Start QUOTED PASSAGE

Re: Case Insensitive Data Type - Mailing list pgsql-general

From Darren Ferguson
Subject Re: Case Insensitive Data Type
Date
Msg-id Pine.LNX.4.10.10205241500460.26467-100000@thread.crystalballinc.com
Whole thread Raw
In response to Re: Case Insensitive Data Type  (Tom Lane <tgl@sss.pgh.pa.us>)
Responses Re: Case Insensitive Data Type
List pgsql-general
Tom

Just out of interest and i am not sure if this is possible or practical
but:

Could / Would it be very difficult to add ON SELECT triggers to Postgres?

This could help a little.

It would be as a last resort.

SELECT email FROM foo WHERE email = 'ABCDE';

TRIGGER could have a part where you could then lower the ABCDE before the
query was run.

Just a thought

Darren Ferguson

On Fri, 24 May 2002, Tom Lane wrote:

> "Russell Black" <russell.black@iarchives.com> writes:
> > I'm using email addresses as a primary key in one of my tables.  Currently,=
> >  I have to ensure that the email addresses are converted to lower case befo=
> > re they get put into the table, and that all lookups on that field are conv=
> > erted to lower case before the select statement, in order to ensure that Jo=
> > e@Somewhere.com is the same as joe@somewhere.com.
>
> A partial answer to this is
>
> CREATE UNIQUE INDEX foo_key on foo (lower(email));
>
> which will prevent duplicate entries with the same-up-to-case-folding
> address.  However you'd still have to query with queries like
>
> SELECT * FROM foo WHERE lower(email) = lower('probe value');
>
> if the probe values you are handed can't be relied on to be downcased
> already.  (I tried to think of a way to insert the lower() automatically
> using a rule, but couldn't come up with anything --- ideas anyone?)
>
>
> > Does anyone know of a case-insensitive data type?
>
> I do not think you should go away feeling that a case-insensitive data
> type would magically solve your problems.  Today you might think that
> case-folding is what you want, but by no later than next week you would
> figure out that there are other sorts of normalizations you'll also need
> to do on provided addresses --- one obvious example is stripping leading
> and trailing blanks and reducing consecutive blanks to a single blank.
> In fact if you really want to look like you know what you're doing,
> you'll have to strip out the comment portions of an address entirely.
> For example, these are all equivalent forms per RFC specs:
>     joe@blow.com
>     Joe Blow <joe@blow.com>
>     "Joe Blow" <joe@blow.com>
>     joe@blow.com (Joe Blow)
> and should be recognized as such by anything that pretends to know
> what email addresses are.  (For that matter, you do know that the
> specs say only the hostname part should be assumed case-insensitive,
> don't you?)

End QUOTED PASSAGE
Start MATERIAL SHOWN

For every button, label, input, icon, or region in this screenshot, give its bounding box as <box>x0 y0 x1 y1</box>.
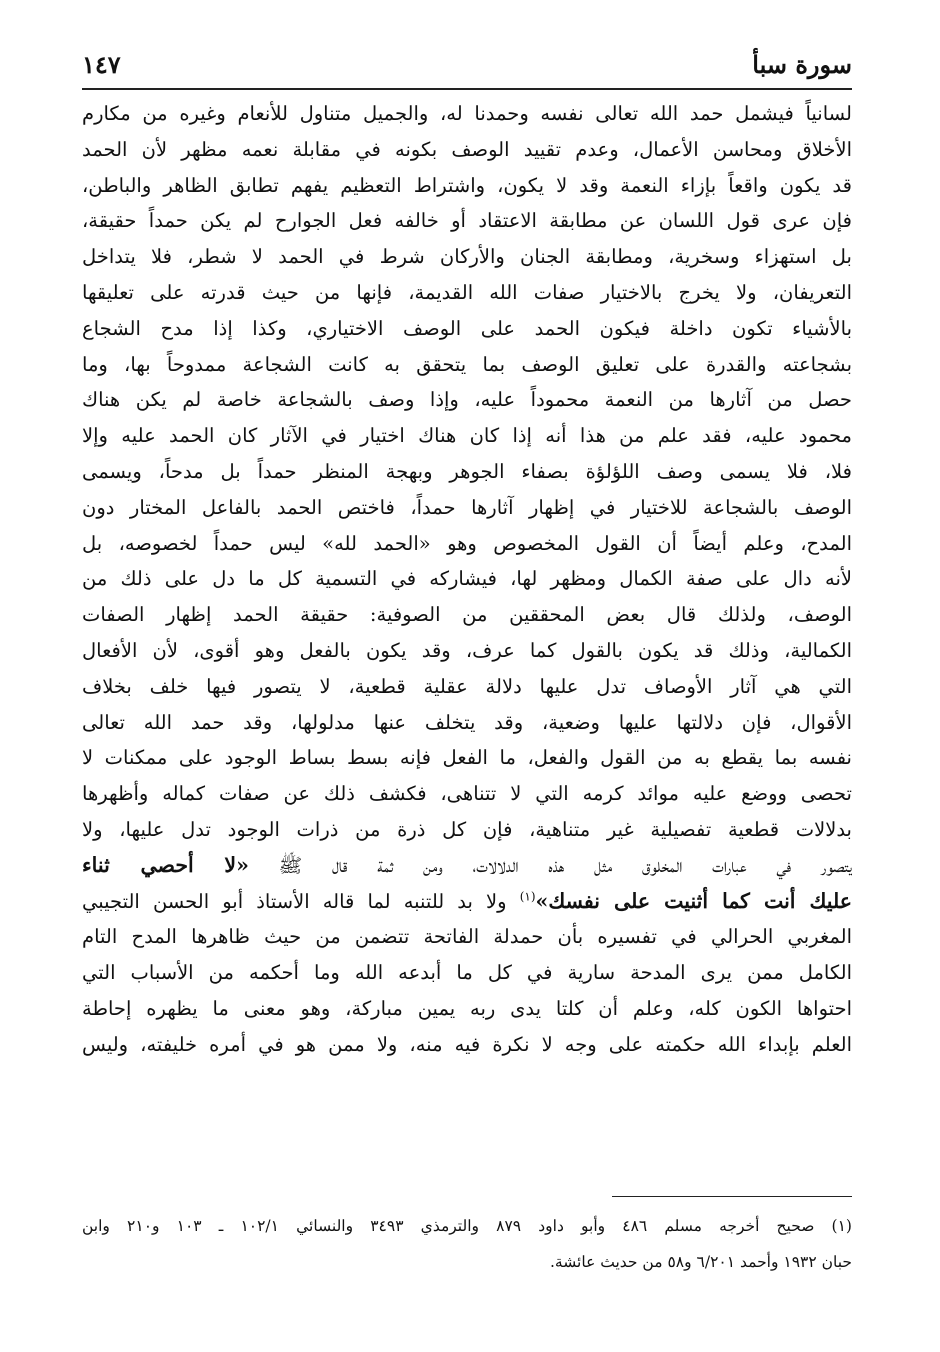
text-line: محمود عليه، فقد علم من هذا أنه إذا كان هناك اختيار في الآثار كان الحمد عليه وإلا <box>82 424 852 448</box>
hadith-quote-start: «لا أحصي ثناء <box>82 852 249 877</box>
text-line-with-quote <box>82 884 852 920</box>
text-line: لأنه دال على صفة الكمال ومظهر لها، فيشاركه في التسمية كل ما دل على ذلك من <box>82 567 852 591</box>
page-number: ١٤٧ <box>82 49 121 79</box>
text-line: التي هي آثار الأوصاف تدل عليها دلالة عقلية قطعية، لا يتصور فيها خلف بخلاف <box>82 674 852 698</box>
text-line-with-quote <box>82 848 852 884</box>
text-line: احتواها الكون كله، وعلم أن كلتا يدى ربه يمين مباركة، وهو معنى ما يظهره إحاطة <box>82 996 852 1020</box>
running-head <box>82 46 852 82</box>
text-line: الأخلاق ومحاسن الأعمال، وعدم تقييد الوصف بكونه في مقابلة نعمه مظهر لأن الحمد <box>82 137 852 161</box>
text-line: قد يكون واقعاً بإزاء النعمة وقد لا يكون، واشتراط التعظيم يفهم تطابق الظاهر والباطن، <box>82 173 852 197</box>
text-line: المغربي الحرالي في تفسيره بأن حمدلة الفاتحة تتضمن من حيث ظاهرها المدح التام <box>82 925 852 949</box>
text-line: الأقوال، فإن دلالتها عليها وضعية، وقد يتخلف عنها مدلولها، وقد حمد الله تعالى <box>82 710 852 734</box>
text-line: الكامل ممن يرى المدحة سارية في كل ما أبدعه الله وما أحكمه من الأسباب التي <box>82 961 852 985</box>
footnote-line: (١) صحيح أخرجه مسلم ٤٨٦ وأبو داود ٨٧٩ والترمذي ٣٤٩٣ والنسائي ١٠٢/١ ـ ١٠٣ و٢١٠ وابن <box>82 1217 852 1235</box>
text-line: التعريفان، ولا يخرج بالاختيار صفات الله القديمة، فإنها من حيث قدرته على تعليقها <box>82 280 852 304</box>
text-segment: يتصور في عبارات المخلوق مثل هذه الدلالات، ومن ثمة قال ﷺ <box>278 853 852 877</box>
footnotes <box>82 1208 852 1280</box>
book-page <box>82 38 852 1328</box>
text-segment: ولا بد للتنبه لما قاله الأستاذ أبو الحسن التجيبي <box>82 889 507 913</box>
text-line: الوصف، ولذلك قال بعض المحققين من الصوفية: حقيقة الحمد إظهار الصفات <box>82 603 852 627</box>
text-line: بالأشياء تكون داخلة فيكون الحمد على الوصف الاختياري، وكذا إذا مدح الشجاع <box>82 316 852 340</box>
header-rule <box>82 88 852 90</box>
text-line: حصل من آثارها من النعمة محموداً عليه، وإذا وصف بالشجاعة خاصة لم يكن هناك <box>82 388 852 412</box>
text-line: نفسه بما يقطع به من القول والفعل، ما الفعل فإنه بسط بساط الوجود على ممكنات لا <box>82 746 852 770</box>
text-line: بشجاعته والقدرة على تعليق الوصف بما يتحقق به كانت الشجاعة ممدوحاً بها، وما <box>82 352 852 376</box>
text-line: العلم بإبداء الله حكمته على وجه لا نكرة فيه منه، ولا ممن هو في أمره خليفته، وليس <box>82 1032 852 1056</box>
text-line: لسانياً فيشمل حمد الله تعالى نفسه وحمدنا له، والجميل متناول للأنعام وغيره من مكارم <box>82 102 852 125</box>
hadith-quote-end: عليك أنت كما أثنيت على نفسك» <box>535 888 852 913</box>
text-line: فلا، فلا يسمى وصف اللؤلؤة بصفاء الجوهر وبهجة المنظر حمداً بل مدحاً، ويسمى <box>82 459 852 483</box>
footnote-line: حبان ١٩٣٢ وأحمد ٦/٢٠١ و٥٨ من حديث عائشة. <box>549 1253 852 1271</box>
text-line: الوصف بالشجاعة للاختيار في إظهار آثارها حمداً، فاختص الحمد بالفاعل المختار دون <box>82 495 852 519</box>
surah-title: سورة سبأ <box>752 49 852 79</box>
text-line: بل استهزاء وسخرية، ومطابقة الجنان والأركان شرط في الحمد لا شطر، فلا يتداخل <box>82 245 852 269</box>
text-line: تحصى ووضع عليه موائد كرمه التي لا تتناهى، فكشف ذلك عن صفات كماله وأظهرها <box>82 782 852 806</box>
text-line: الكمالية، وذلك قد يكون بالقول كما عرف، وقد يكون بالفعل وهو أقوى، لأن الأفعال <box>82 638 852 662</box>
footnote-separator <box>612 1196 852 1197</box>
text-line: المدح، وعلم أيضاً أن القول المخصوص وهو «الحمد لله» ليس حمداً لخصوصه، بل <box>82 531 852 555</box>
footnote-reference[interactable]: (١) <box>519 889 536 904</box>
text-line: فإن عرى قول اللسان عن مطابقة الاعتقاد أو خالفه فعل الجوارح لم يكن حمداً حقيقة، <box>82 209 852 233</box>
text-line: بدلالات قطعية تفصيلية غير متناهية، فإن كل ذرة من ذرات الوجود تدل عليها، ولا <box>82 817 852 841</box>
body-text <box>82 96 852 1063</box>
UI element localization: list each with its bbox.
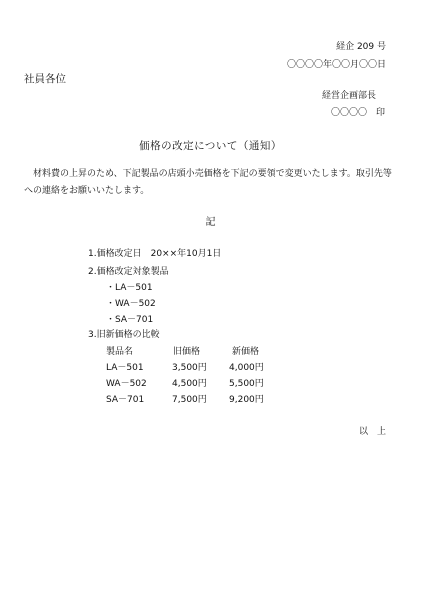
body-paragraph: 材料費の上昇のため、下記製品の店頭小売価格を下記の要領で変更いたします。取引先等への連絡をお願いいたします。: [24, 169, 392, 196]
section-price-comparison: 3.旧新価格の比較: [88, 330, 160, 340]
table-cell-product: WA－502: [106, 379, 147, 389]
table-cell-old-price: 4,500円: [172, 379, 207, 389]
table-cell-product: LA－501: [106, 363, 144, 373]
section-target-products: 2.価格改定対象製品: [88, 267, 169, 277]
table-cell-new-price: 5,500円: [229, 379, 264, 389]
closing-mark: 以 上: [358, 427, 386, 437]
sender-department: 経営企画部長: [321, 91, 376, 101]
table-cell-old-price: 3,500円: [172, 363, 207, 373]
section-price-change-date: 1.価格改定日 20××年10月1日: [88, 249, 222, 259]
document-title: 価格の改定について（通知）: [139, 140, 282, 152]
table-header-product: 製品名: [106, 347, 134, 357]
table-header-new-price: 新価格: [232, 347, 260, 357]
table-cell-old-price: 7,500円: [172, 395, 207, 405]
document-date: 〇〇〇〇年〇〇月〇〇日: [286, 60, 386, 70]
document-number: 経企 209 号: [336, 42, 386, 52]
table-cell-product: SA－701: [106, 395, 145, 405]
table-cell-new-price: 4,000円: [229, 363, 264, 373]
sender-name: 〇〇〇〇 印: [330, 108, 385, 118]
table-cell-new-price: 9,200円: [229, 395, 264, 405]
recipient: 社員各位: [24, 73, 66, 85]
product-item: ・SA－701: [106, 315, 154, 325]
product-item: ・WA－502: [106, 299, 156, 309]
record-heading: 記: [205, 217, 216, 228]
table-header-old-price: 旧価格: [173, 347, 201, 357]
product-item: ・LA－501: [106, 283, 153, 293]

End MATERIAL SHOWN

DIRECTION 1: In the mailing list message, what kind of triggers does Darren Ferguson ask about adding to Postgres?
DIRECTION 2: Extract the passage of the mailing list message between "Could / Would" and "query was run.", inclusive.

FULL ANSWER 1: ON SELECT triggers.

FULL ANSWER 2:
Could / Would it be very difficult to add ON SELECT triggers to Postgres?

This could help a little.

It would be as a last resort.

SELECT email FROM foo WHERE email = 'ABCDE';

TRIGGER could have a part where you could then lower the ABCDE before the
query was run.